__Task details__:
Find every line in the items below that contains the string "fasteners", and copy each of those lines. Treat uppercase and lowercase as different.

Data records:
*****

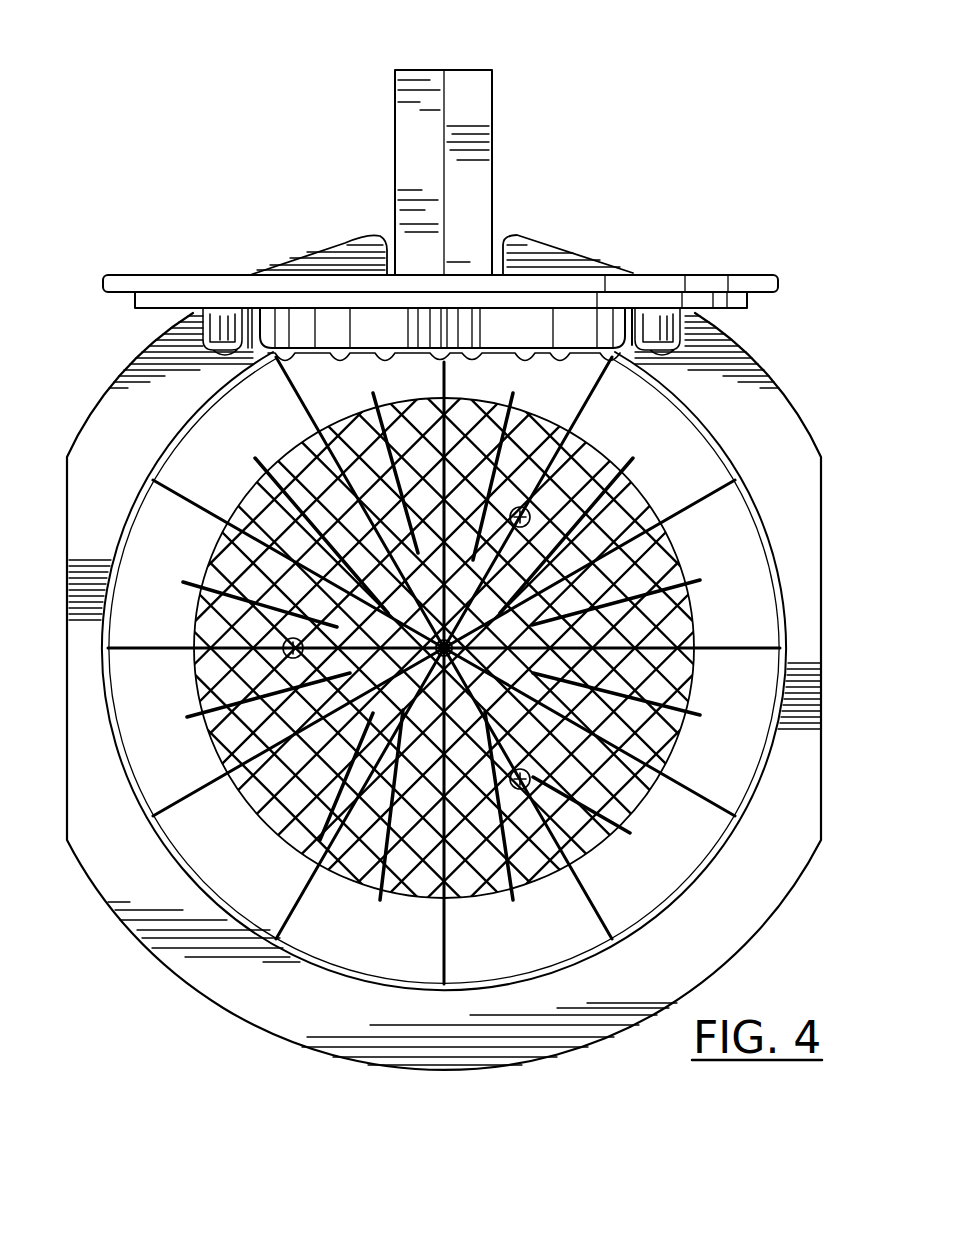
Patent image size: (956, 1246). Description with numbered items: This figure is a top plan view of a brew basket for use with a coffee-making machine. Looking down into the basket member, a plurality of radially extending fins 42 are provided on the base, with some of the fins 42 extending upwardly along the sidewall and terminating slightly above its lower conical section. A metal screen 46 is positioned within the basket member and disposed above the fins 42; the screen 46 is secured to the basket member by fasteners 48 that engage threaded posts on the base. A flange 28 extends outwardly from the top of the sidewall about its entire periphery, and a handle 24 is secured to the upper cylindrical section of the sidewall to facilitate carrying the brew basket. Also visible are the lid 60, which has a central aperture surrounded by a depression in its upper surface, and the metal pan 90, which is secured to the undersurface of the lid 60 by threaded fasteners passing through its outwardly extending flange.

The handle 24 is at (468, 88).
The flange 28 is at (802, 472).
The fins 42 is at (588, 876).
The metal screen 46 is at (584, 462).
The fasteners 48 is at (196, 698).
The lid 60 is at (744, 243).
The metal pan 90 is at (528, 318).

*****

__Answer to the problem__:
Patent image size: (956, 1246). Description with numbered items: This figure is a top plan view of a brew basket for use with a coffee-making machine. Looking down into the basket member, a plurality of radially extending fins 42 are provided on the base, with some of the fins 42 extending upwardly along the sidewall and terminating slightly above its lower conical section. A metal screen 46 is positioned within the basket member and disposed above the fins 42; the screen 46 is secured to the basket member by fasteners 48 that engage threaded posts on the base. A flange 28 extends outwardly from the top of the sidewall about its entire periphery, and a handle 24 is secured to the upper cylindrical section of the sidewall to facilitate carrying the brew basket. Also visible are the lid 60, which has a central aperture surrounded by a depression in its upper surface, and the metal pan 90, which is secured to the undersurface of the lid 60 by threaded fasteners passing through its outwardly extending flange.
The fasteners 48 is at (196, 698).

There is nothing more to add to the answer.